◆ **Task statement**: Copy the following items word for word, beginning at the line that contains "page-button-3[interactable]: 3 (1824, 1334, 1867, 1377)" and stopping after the line that contains "288, 288, 362)".

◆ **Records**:
============

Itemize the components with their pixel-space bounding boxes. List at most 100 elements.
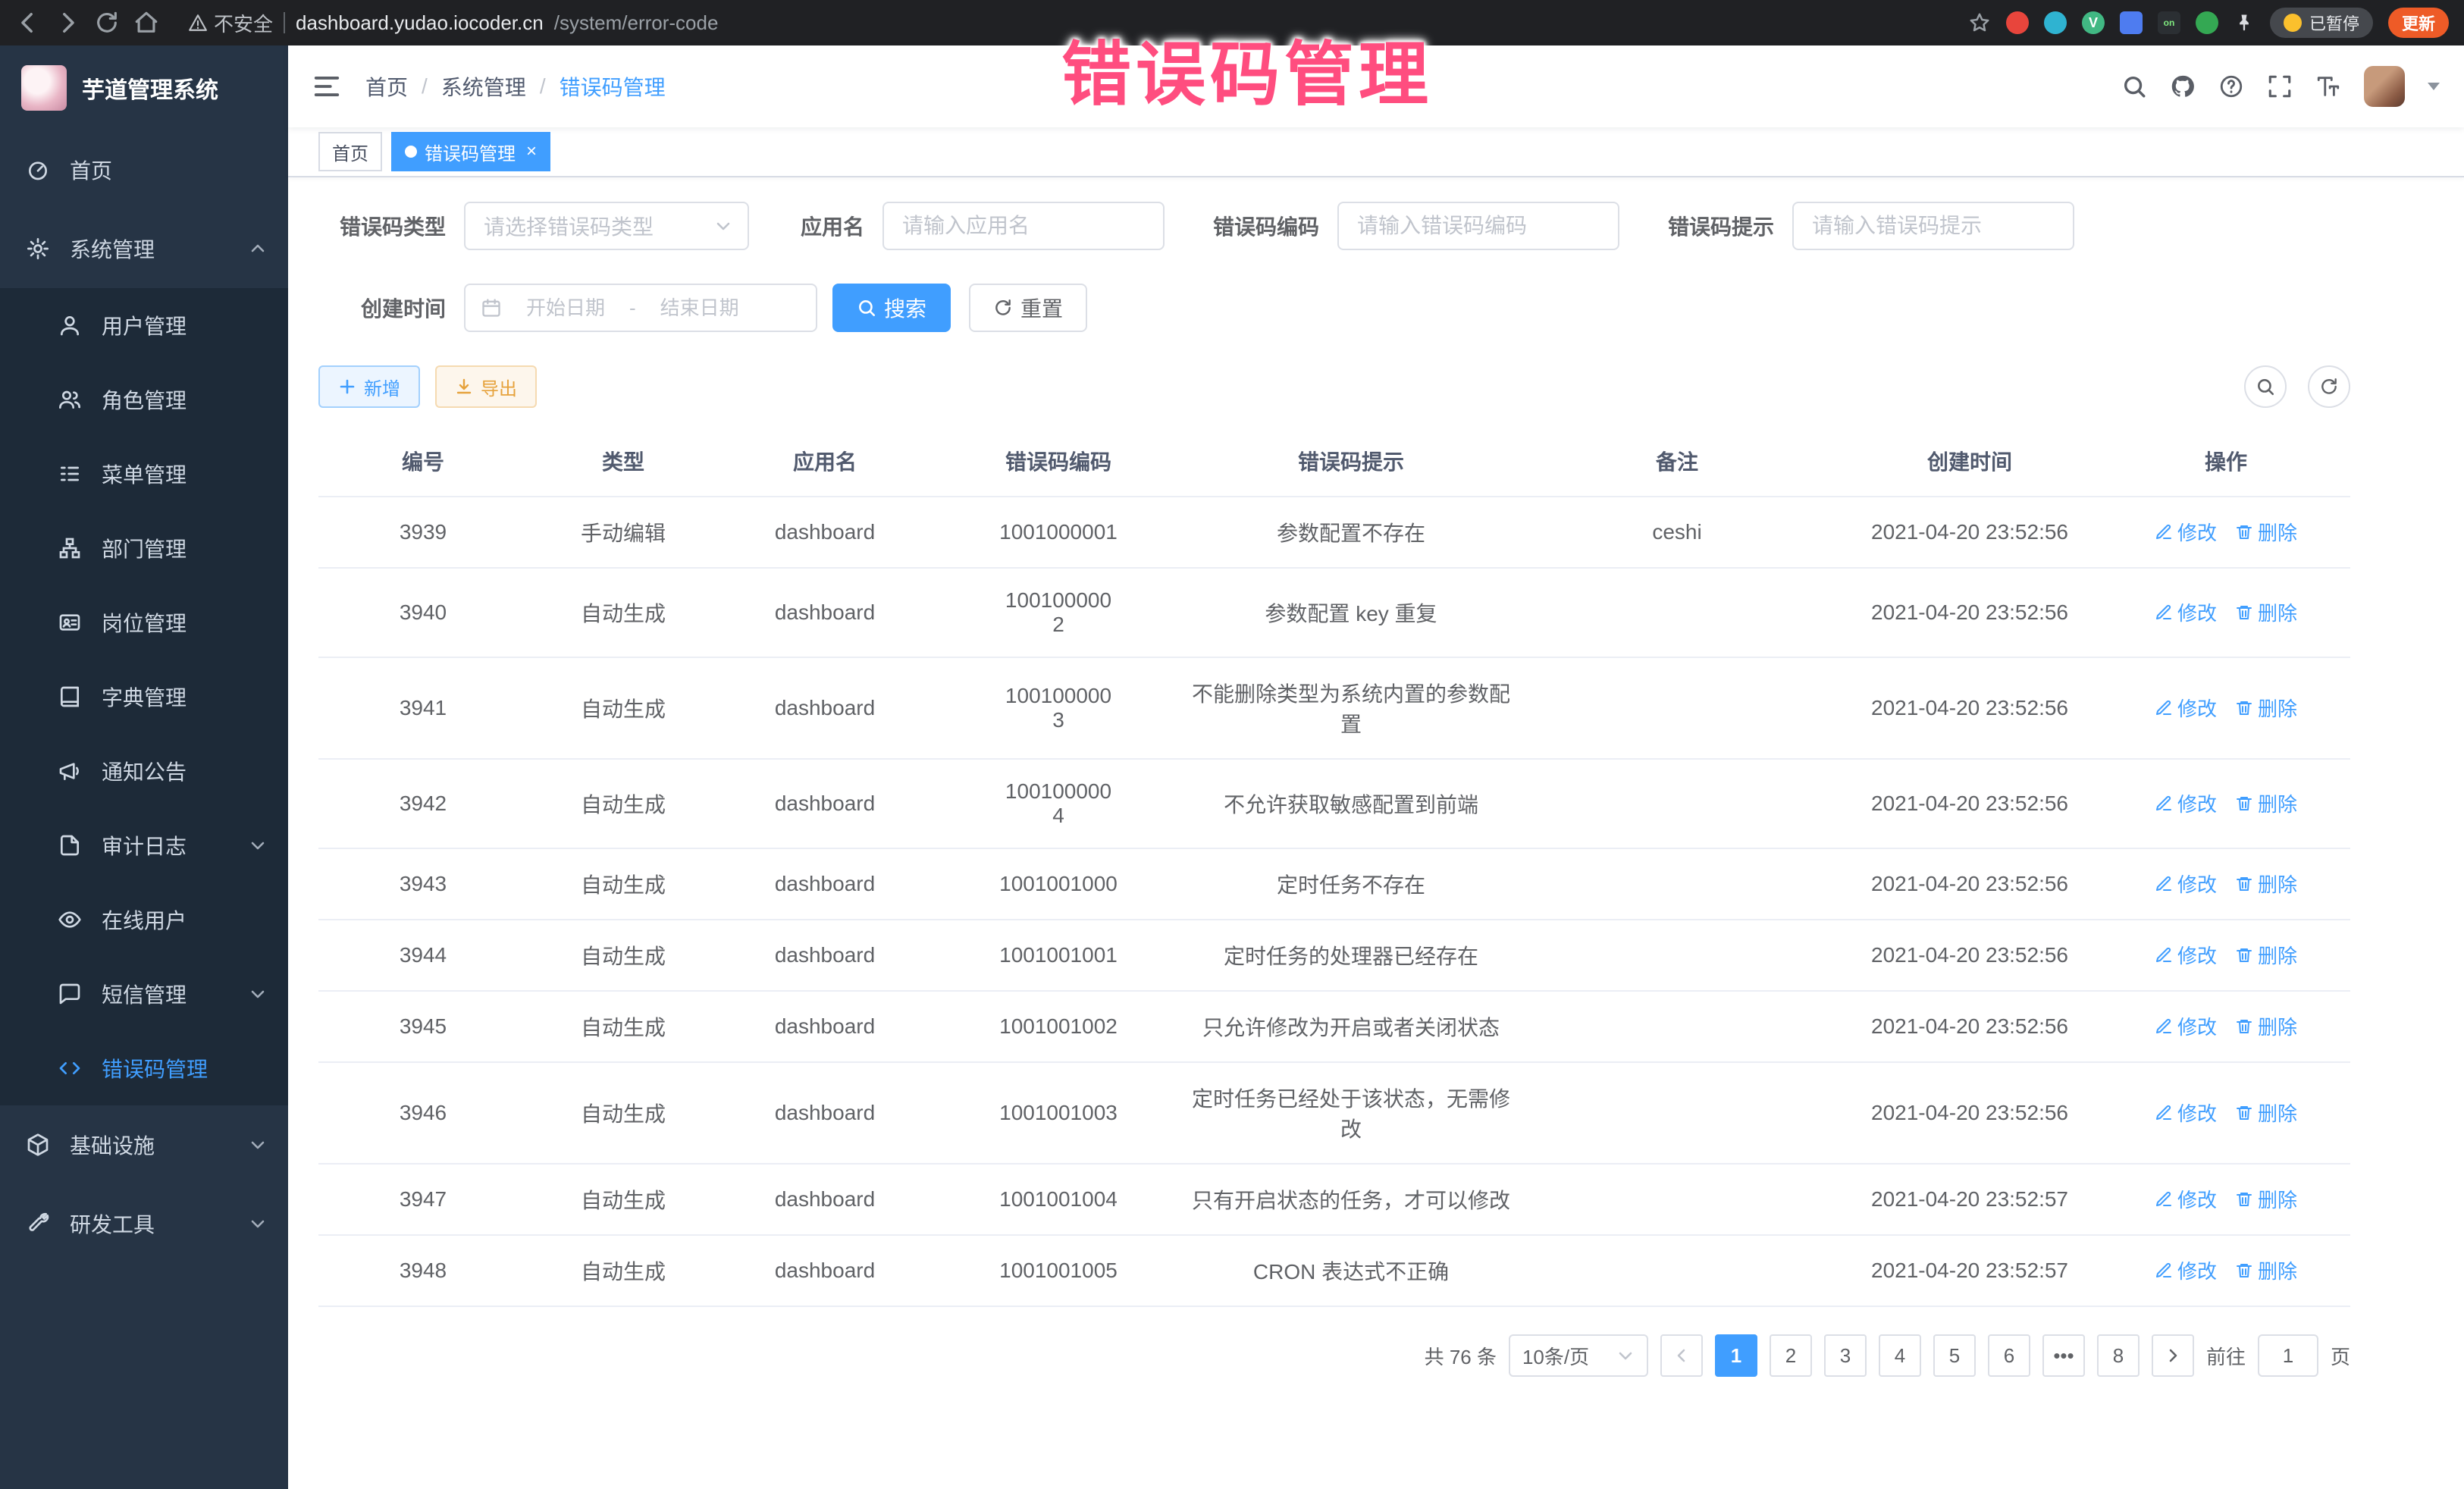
page-button-3[interactable]: 3 (1824, 1334, 1867, 1377)
search-icon[interactable] (2121, 74, 2147, 99)
delete-link[interactable]: 删除 (2235, 694, 2297, 722)
sidebar-item-user-management[interactable]: 用户管理 (0, 288, 288, 362)
delete-link[interactable]: 删除 (2235, 789, 2297, 817)
page-button-6[interactable]: 6 (1988, 1334, 2030, 1377)
github-icon[interactable] (2170, 74, 2196, 99)
add-button[interactable]: 新增 (318, 365, 420, 408)
sidebar-item-role-management[interactable]: 角色管理 (0, 362, 288, 437)
sidebar-item-post-management[interactable]: 岗位管理 (0, 585, 288, 660)
bookmark-star-icon[interactable] (1968, 11, 1991, 34)
edit-icon (2155, 946, 2173, 964)
sidebar-item-department-management[interactable]: 部门管理 (0, 511, 288, 585)
sidebar-item-online-users[interactable]: 在线用户 (0, 882, 288, 957)
export-button[interactable]: 导出 (435, 365, 537, 408)
font-size-icon[interactable] (2315, 74, 2341, 99)
extension-icon-red[interactable] (2006, 11, 2029, 34)
next-page-button[interactable] (2152, 1334, 2194, 1377)
edit-link[interactable]: 修改 (2155, 518, 2217, 546)
edit-link[interactable]: 修改 (2155, 870, 2217, 898)
chevron-down-icon (249, 985, 267, 1003)
sidebar-item-infrastructure[interactable]: 基础设施 (0, 1105, 288, 1184)
app-name-input[interactable] (882, 202, 1165, 250)
end-date-input[interactable] (645, 296, 754, 320)
start-date-input[interactable] (511, 296, 620, 320)
logo-row[interactable]: 芋道管理系统 (0, 45, 288, 130)
delete-link[interactable]: 删除 (2235, 598, 2297, 626)
address-divider (284, 12, 285, 33)
delete-link[interactable]: 删除 (2235, 1012, 2297, 1040)
edit-link[interactable]: 修改 (2155, 789, 2217, 817)
hamburger-icon[interactable] (312, 72, 341, 101)
edit-link[interactable]: 修改 (2155, 598, 2217, 626)
tag-error-code-management[interactable]: 错误码管理 × (391, 132, 550, 171)
page-button-2[interactable]: 2 (1770, 1334, 1812, 1377)
avatar-caret-icon[interactable] (2428, 83, 2440, 90)
extension-icon-green[interactable] (2196, 11, 2218, 34)
edit-link[interactable]: 修改 (2155, 1012, 2217, 1040)
toggle-search-button[interactable] (2244, 365, 2287, 408)
breadcrumb-home[interactable]: 首页 (365, 71, 408, 102)
delete-link[interactable]: 删除 (2235, 1185, 2297, 1213)
page-button-5[interactable]: 5 (1933, 1334, 1976, 1377)
filter-label: 创建时间 (318, 293, 464, 323)
fullscreen-icon[interactable] (2267, 74, 2293, 99)
date-range-picker[interactable]: - (464, 284, 817, 332)
table-row: 3945自动生成dashboard1001001002只允许修改为开启或者关闭状… (318, 991, 2350, 1062)
help-icon[interactable] (2218, 74, 2244, 99)
sidebar-item-audit-log[interactable]: 审计日志 (0, 808, 288, 882)
paused-badge[interactable]: 已暂停 (2270, 8, 2373, 38)
refresh-table-button[interactable] (2308, 365, 2350, 408)
page-size-select[interactable]: 10条/页 (1509, 1334, 1648, 1377)
browser-reload-icon[interactable] (94, 10, 120, 36)
delete-link[interactable]: 删除 (2235, 870, 2297, 898)
tag-close-icon[interactable]: × (526, 143, 537, 161)
edit-link[interactable]: 修改 (2155, 1256, 2217, 1284)
edit-link[interactable]: 修改 (2155, 1099, 2217, 1127)
sidebar-item-menu-management[interactable]: 菜单管理 (0, 437, 288, 511)
browser-forward-icon[interactable] (55, 10, 80, 36)
delete-link[interactable]: 删除 (2235, 518, 2297, 546)
browser-home-icon[interactable] (133, 10, 159, 36)
filter-label: 错误码提示 (1647, 211, 1792, 241)
column-header-id: 编号 (318, 426, 528, 497)
delete-link[interactable]: 删除 (2235, 1099, 2297, 1127)
prev-page-button[interactable] (1660, 1334, 1703, 1377)
sidebar-item-dict-management[interactable]: 字典管理 (0, 660, 288, 734)
sidebar-item-system-management[interactable]: 系统管理 (0, 209, 288, 288)
edit-link[interactable]: 修改 (2155, 694, 2217, 722)
address-bar[interactable]: 不安全 dashboard.yudao.iocoder.cn/system/er… (188, 9, 1955, 37)
extension-icon-teal[interactable] (2044, 11, 2067, 34)
page-button-1[interactable]: 1 (1715, 1334, 1757, 1377)
sidebar: 芋道管理系统 首页 系统管理 用户管理 角色管理 (0, 45, 288, 1489)
browser-back-icon[interactable] (15, 10, 41, 36)
reset-button[interactable]: 重置 (969, 284, 1087, 332)
delete-link[interactable]: 删除 (2235, 1256, 2297, 1284)
sidebar-item-home[interactable]: 首页 (0, 130, 288, 209)
error-hint-input[interactable] (1792, 202, 2074, 250)
edit-link[interactable]: 修改 (2155, 1185, 2217, 1213)
page-button-8[interactable]: 8 (2097, 1334, 2140, 1377)
search-button[interactable]: 搜索 (832, 284, 951, 332)
warning-icon (188, 13, 208, 33)
breadcrumb-system[interactable]: 系统管理 (441, 71, 526, 102)
extension-icon-blue-grid[interactable] (2120, 11, 2143, 34)
sidebar-item-sms-management[interactable]: 短信管理 (0, 957, 288, 1031)
pin-icon[interactable] (2234, 12, 2255, 33)
sidebar-item-error-code-management[interactable]: 错误码管理 (0, 1031, 288, 1105)
goto-page-input[interactable] (2258, 1334, 2318, 1377)
tag-home[interactable]: 首页 (318, 132, 382, 171)
column-header-app: 应用名 (719, 426, 931, 497)
edit-link[interactable]: 修改 (2155, 941, 2217, 969)
error-code-type-select[interactable]: 请选择错误码类型 (464, 202, 749, 250)
error-code-input[interactable] (1337, 202, 1619, 250)
delete-link[interactable]: 删除 (2235, 941, 2297, 969)
sidebar-item-dev-tools[interactable]: 研发工具 (0, 1184, 288, 1263)
security-warning[interactable]: 不安全 (188, 9, 273, 37)
update-button[interactable]: 更新 (2388, 8, 2449, 38)
page-button-4[interactable]: 4 (1879, 1334, 1921, 1377)
vue-devtools-icon[interactable]: V (2082, 11, 2105, 34)
avatar[interactable] (2364, 66, 2405, 107)
sidebar-item-notice[interactable]: 通知公告 (0, 734, 288, 808)
extension-icon-on-badge[interactable]: on (2158, 11, 2180, 34)
more-pages-button[interactable]: ••• (2042, 1334, 2085, 1377)
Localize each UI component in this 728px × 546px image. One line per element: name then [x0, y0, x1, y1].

============

◆ **Problem solution**:
page-button-3[interactable]: 3 (1824, 1334, 1867, 1377)
search-icon[interactable] (2121, 74, 2147, 99)
delete-link[interactable]: 删除 (2235, 694, 2297, 722)
sidebar-item-user-management[interactable]: 用户管理 (0, 288, 288, 362)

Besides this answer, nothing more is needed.